> Short task
Here are some records; copy every line that holds the word "body".

********************

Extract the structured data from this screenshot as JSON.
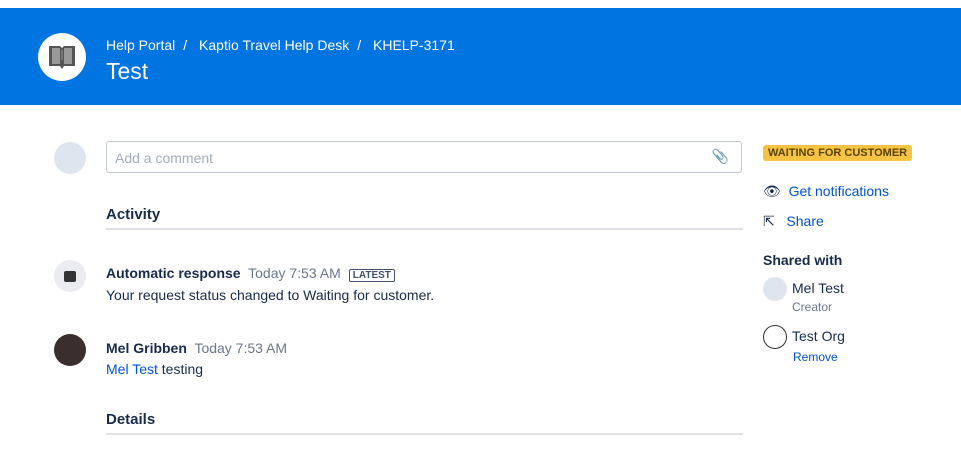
{
  "header": {
    "breadcrumbs": [
      "Help Portal",
      "Kaptio Travel Help Desk",
      "KHELP-3171"
    ],
    "separator": "/",
    "title": "Test"
  },
  "comment": {
    "placeholder": "Add a comment"
  },
  "activity": {
    "heading": "Activity",
    "items": [
      {
        "author": "Automatic response",
        "time": "Today 7:53 AM",
        "badge": "LATEST",
        "body": "Your request status changed to Waiting for customer."
      },
      {
        "author": "Mel Gribben",
        "time": "Today 7:53 AM",
        "mention": "Mel Test",
        "body": " testing"
      }
    ]
  },
  "details": {
    "heading": "Details"
  },
  "sidebar": {
    "status": "WAITING FOR CUSTOMER",
    "status_color": "#f6c342",
    "notifications": "Get notifications",
    "share": "Share",
    "shared_heading": "Shared with",
    "people": [
      {
        "name": "Mel Test",
        "role": "Creator"
      },
      {
        "name": "Test Org",
        "action": "Remove"
      }
    ]
  }
}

********************

> Result of the exercise
        "body": "Your request status changed to Waiting for customer."
        "body": " testing"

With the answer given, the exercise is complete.